→ **What you are asked to do**:
Repeat every line below exactly as it reads.

BEGIN Provided data

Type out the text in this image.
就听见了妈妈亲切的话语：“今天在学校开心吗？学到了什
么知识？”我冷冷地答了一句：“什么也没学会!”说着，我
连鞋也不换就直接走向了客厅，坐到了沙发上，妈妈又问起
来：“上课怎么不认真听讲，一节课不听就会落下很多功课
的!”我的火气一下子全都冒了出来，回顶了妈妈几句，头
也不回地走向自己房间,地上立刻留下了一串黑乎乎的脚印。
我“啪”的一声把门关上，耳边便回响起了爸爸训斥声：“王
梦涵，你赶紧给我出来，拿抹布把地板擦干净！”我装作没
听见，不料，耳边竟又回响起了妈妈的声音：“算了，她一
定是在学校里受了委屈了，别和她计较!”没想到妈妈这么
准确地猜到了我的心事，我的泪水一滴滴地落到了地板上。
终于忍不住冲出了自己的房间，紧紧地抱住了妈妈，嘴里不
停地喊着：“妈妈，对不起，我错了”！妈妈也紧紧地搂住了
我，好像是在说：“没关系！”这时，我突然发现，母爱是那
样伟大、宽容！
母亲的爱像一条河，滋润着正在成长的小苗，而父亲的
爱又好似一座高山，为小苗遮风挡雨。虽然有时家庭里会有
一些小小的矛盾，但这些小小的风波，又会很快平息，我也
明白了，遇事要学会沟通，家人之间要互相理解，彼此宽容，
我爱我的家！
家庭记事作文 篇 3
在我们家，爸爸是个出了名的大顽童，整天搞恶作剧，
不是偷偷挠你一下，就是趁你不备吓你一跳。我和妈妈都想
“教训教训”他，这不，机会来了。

END Provided data

→ **Full solution**:
Type out the text in this image.
就听见了妈妈亲切的话语：“今天在学校开心吗？学到了什
么知识？”我冷冷地答了一句：“什么也没学会!”说着，我
连鞋也不换就直接走向了客厅，坐到了沙发上，妈妈又问起
来：“上课怎么不认真听讲，一节课不听就会落下很多功课
的!”我的火气一下子全都冒了出来，回顶了妈妈几句，头
也不回地走向自己房间,地上立刻留下了一串黑乎乎的脚印。
我“啪”的一声把门关上，耳边便回响起了爸爸训斥声：“王
梦涵，你赶紧给我出来，拿抹布把地板擦干净！”我装作没
听见，不料，耳边竟又回响起了妈妈的声音：“算了，她一
定是在学校里受了委屈了，别和她计较!”没想到妈妈这么
准确地猜到了我的心事，我的泪水一滴滴地落到了地板上。
终于忍不住冲出了自己的房间，紧紧地抱住了妈妈，嘴里不
停地喊着：“妈妈，对不起，我错了”！妈妈也紧紧地搂住了
我，好像是在说：“没关系！”这时，我突然发现，母爱是那
样伟大、宽容！
母亲的爱像一条河，滋润着正在成长的小苗，而父亲的
爱又好似一座高山，为小苗遮风挡雨。虽然有时家庭里会有
一些小小的矛盾，但这些小小的风波，又会很快平息，我也
明白了，遇事要学会沟通，家人之间要互相理解，彼此宽容，
我爱我的家！
家庭记事作文 篇 3
在我们家，爸爸是个出了名的大顽童，整天搞恶作剧，
不是偷偷挠你一下，就是趁你不备吓你一跳。我和妈妈都想
“教训教训”他，这不，机会来了。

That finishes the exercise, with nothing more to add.